** Written exercise **
Look through the data below and return each line where "name" appears.

# START OF Material

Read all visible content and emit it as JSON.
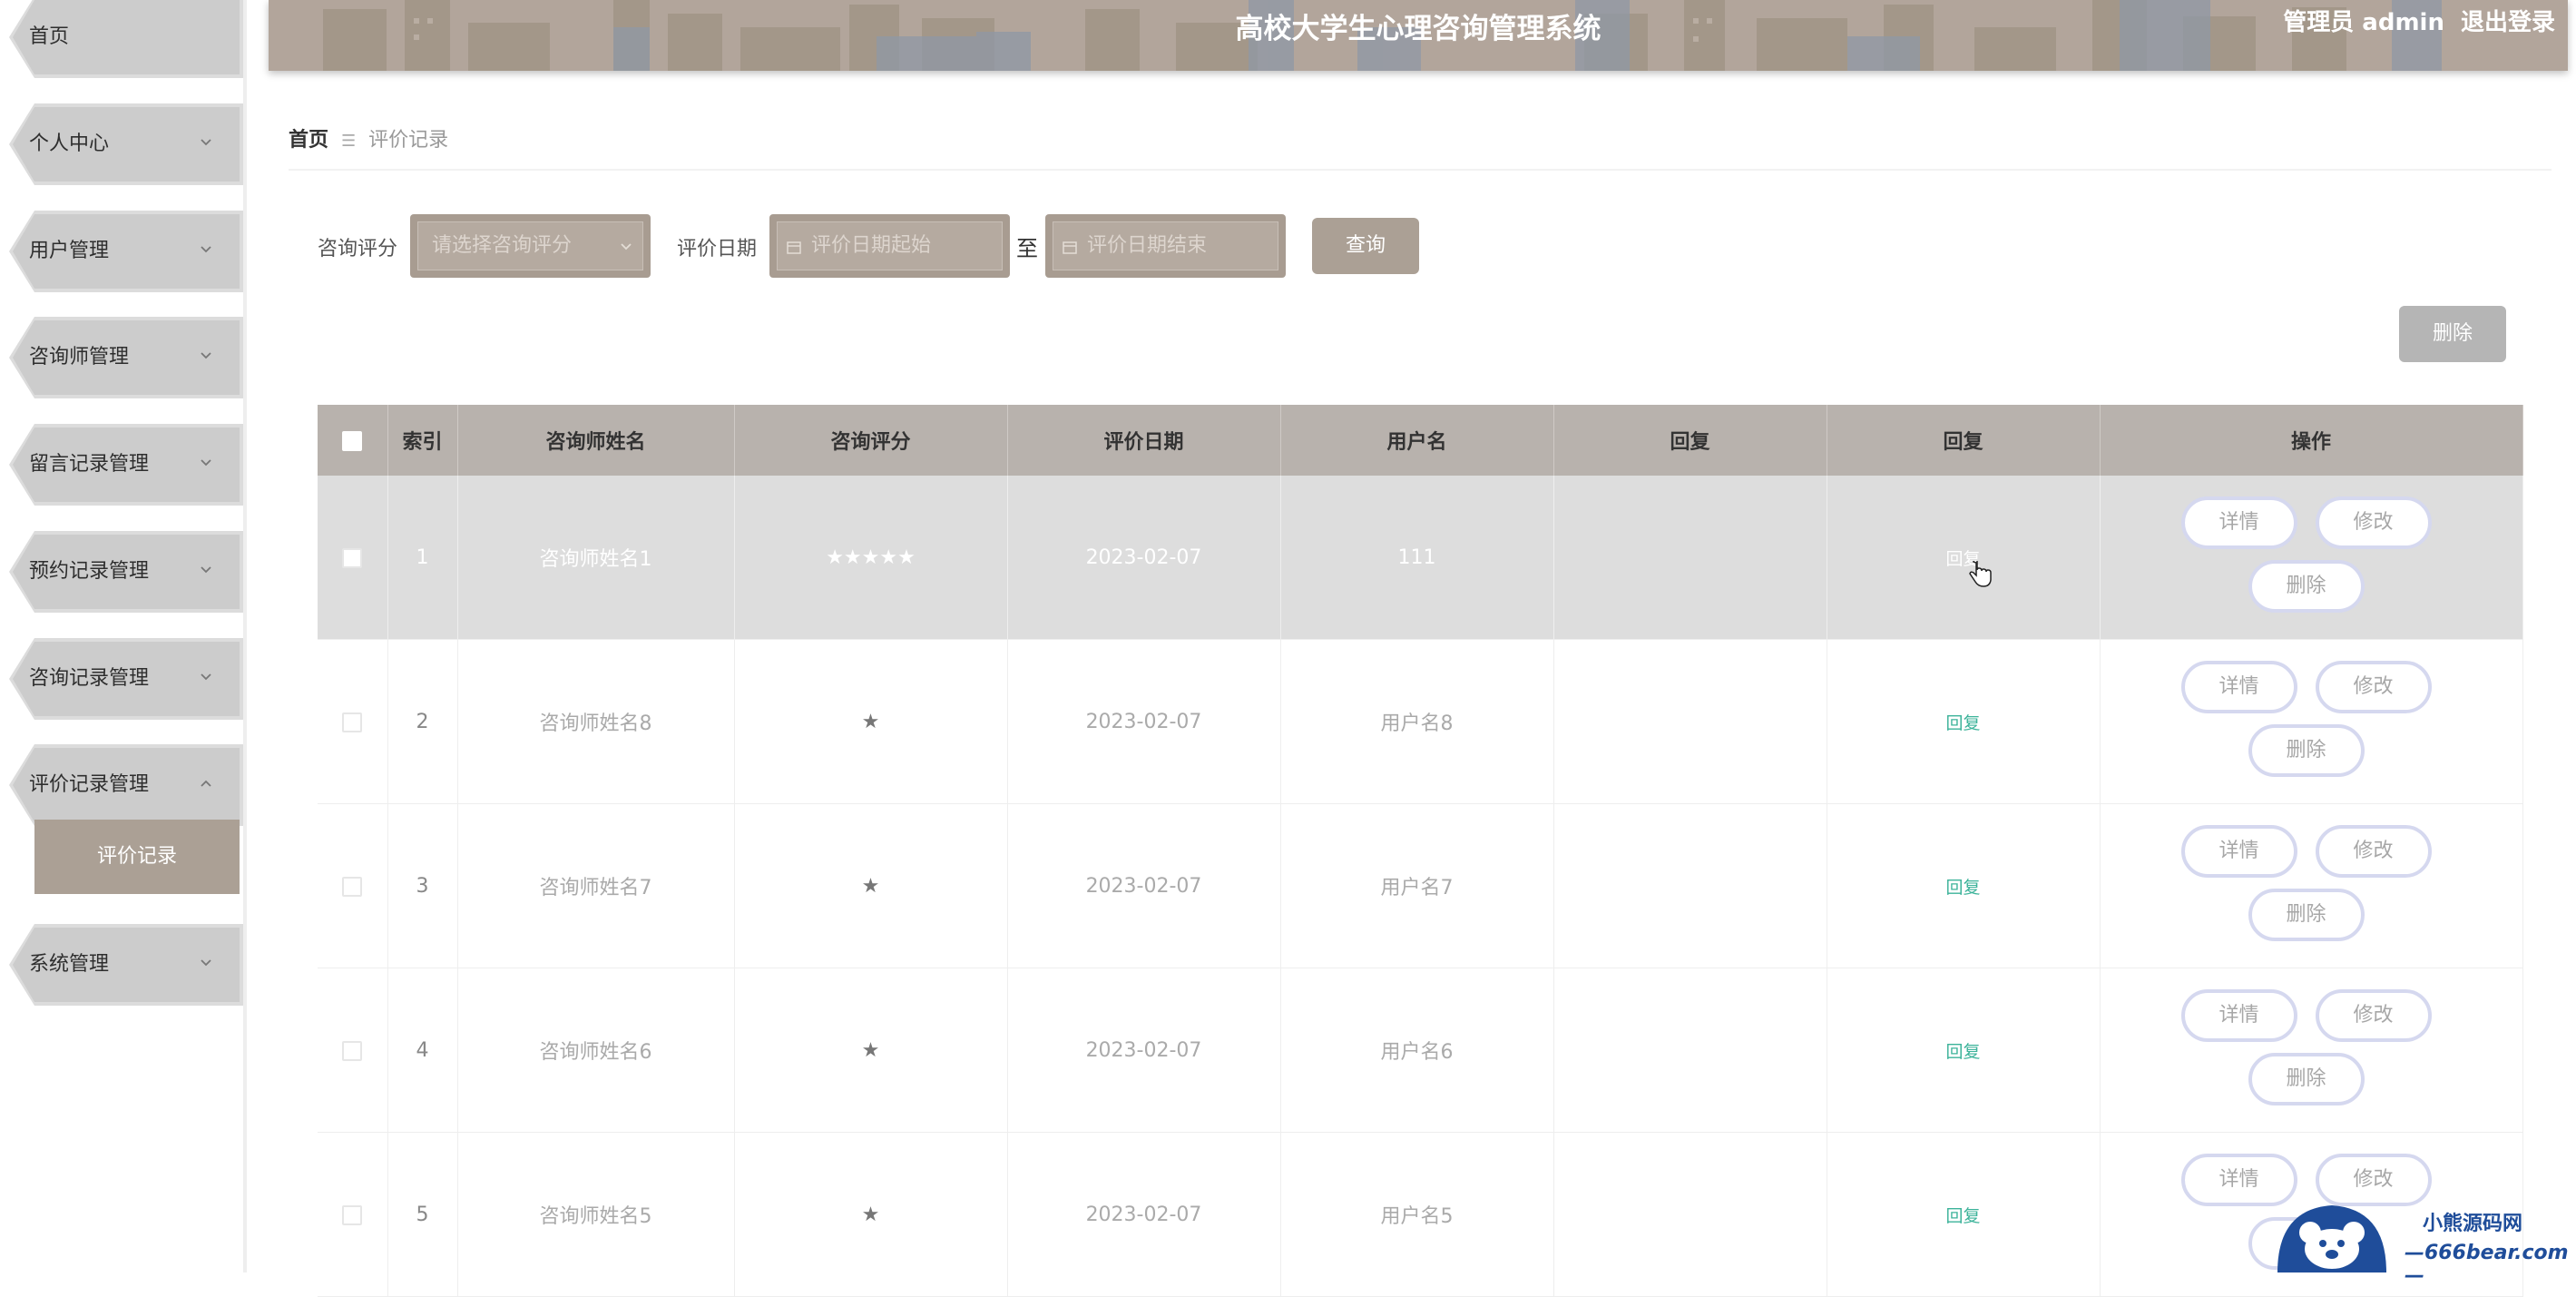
{
  "sidebar": {
    "items": [
      {
        "label": "首页"
      },
      {
        "label": "个人中心"
      },
      {
        "label": "用户管理"
      },
      {
        "label": "咨询师管理"
      },
      {
        "label": "留言记录管理"
      },
      {
        "label": "预约记录管理"
      },
      {
        "label": "咨询记录管理"
      },
      {
        "label": "评价记录管理"
      },
      {
        "label": "系统管理"
      }
    ],
    "active_sub": "评价记录"
  },
  "header": {
    "title": "高校大学生心理咨询管理系统",
    "user": "管理员 admin",
    "logout": "退出登录"
  },
  "breadcrumb": {
    "home": "首页",
    "sep": "☰",
    "current": "评价记录"
  },
  "filter": {
    "score_label": "咨询评分",
    "score_placeholder": "请选择咨询评分",
    "date_label": "评价日期",
    "date_start_placeholder": "评价日期起始",
    "to": "至",
    "date_end_placeholder": "评价日期结束",
    "query_button": "查询"
  },
  "actions": {
    "delete": "删除"
  },
  "table": {
    "headers": [
      "索引",
      "咨询师姓名",
      "咨询评分",
      "评价日期",
      "用户名",
      "回复",
      "回复",
      "操作"
    ],
    "rows": [
      {
        "index": "1",
        "name": "咨询师姓名1",
        "score": "★★★★★",
        "date": "2023-02-07",
        "user": "111",
        "reply_text": "",
        "reply_link": "回复"
      },
      {
        "index": "2",
        "name": "咨询师姓名8",
        "score": "★",
        "date": "2023-02-07",
        "user": "用户名8",
        "reply_text": "",
        "reply_link": "回复"
      },
      {
        "index": "3",
        "name": "咨询师姓名7",
        "score": "★",
        "date": "2023-02-07",
        "user": "用户名7",
        "reply_text": "",
        "reply_link": "回复"
      },
      {
        "index": "4",
        "name": "咨询师姓名6",
        "score": "★",
        "date": "2023-02-07",
        "user": "用户名6",
        "reply_text": "",
        "reply_link": "回复"
      },
      {
        "index": "5",
        "name": "咨询师姓名5",
        "score": "★",
        "date": "2023-02-07",
        "user": "用户名5",
        "reply_text": "",
        "reply_link": "回复"
      }
    ],
    "row_buttons": {
      "detail": "详情",
      "edit": "修改",
      "delete": "删除"
    }
  },
  "watermark": {
    "brand": "小熊源码网",
    "domain": "—666bear.com—"
  },
  "colors": {
    "accent": "#aba095",
    "header": "#b2a59b",
    "link": "#3cb39a",
    "menu": "#cccccc"
  }
}
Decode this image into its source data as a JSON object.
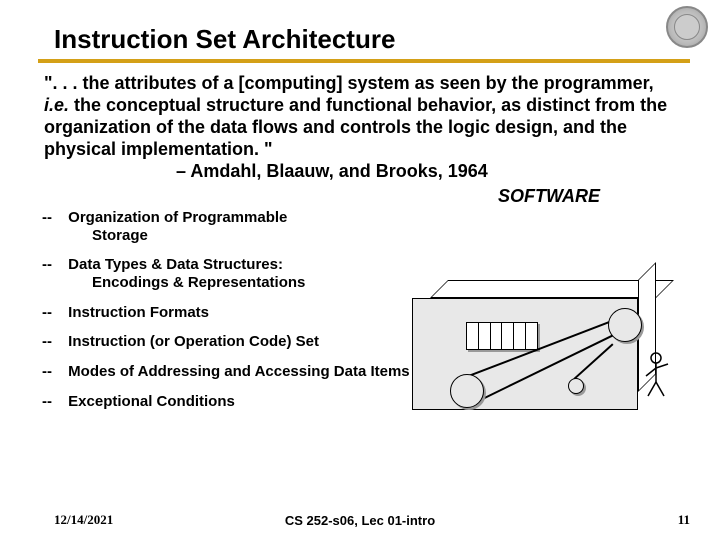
{
  "title": "Instruction Set Architecture",
  "quote": {
    "pre": "\". . . the attributes of a [computing] system as seen by the programmer, ",
    "ie": "i.e.",
    "post": "  the conceptual structure and functional behavior, as distinct from the organization of the data flows and controls the logic design, and the physical implementation. \""
  },
  "attribution": "– Amdahl, Blaauw, and Brooks,  1964",
  "software_label": "SOFTWARE",
  "bullets": [
    {
      "dash": "--",
      "line1": "Organization of Programmable",
      "line2": "Storage",
      "wide": false
    },
    {
      "dash": "--",
      "line1": "Data Types & Data Structures:",
      "line2": "Encodings & Representations",
      "wide": false
    },
    {
      "dash": "--",
      "line1": "Instruction Formats",
      "line2": "",
      "wide": false
    },
    {
      "dash": "--",
      "line1": "Instruction (or Operation Code) Set",
      "line2": "",
      "wide": false
    },
    {
      "dash": "--",
      "line1": "Modes of Addressing and Accessing Data Items and Instructions",
      "line2": "",
      "wide": true
    },
    {
      "dash": "--",
      "line1": "Exceptional Conditions",
      "line2": "",
      "wide": true
    }
  ],
  "footer": {
    "date": "12/14/2021",
    "course": "CS 252-s06, Lec 01-intro",
    "page": "11"
  }
}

# END OF Material

** Written answer **
        "name": "咨询师姓名1",
        "name": "咨询师姓名8",
        "name": "咨询师姓名7",
        "name": "咨询师姓名6",
        "name": "咨询师姓名5",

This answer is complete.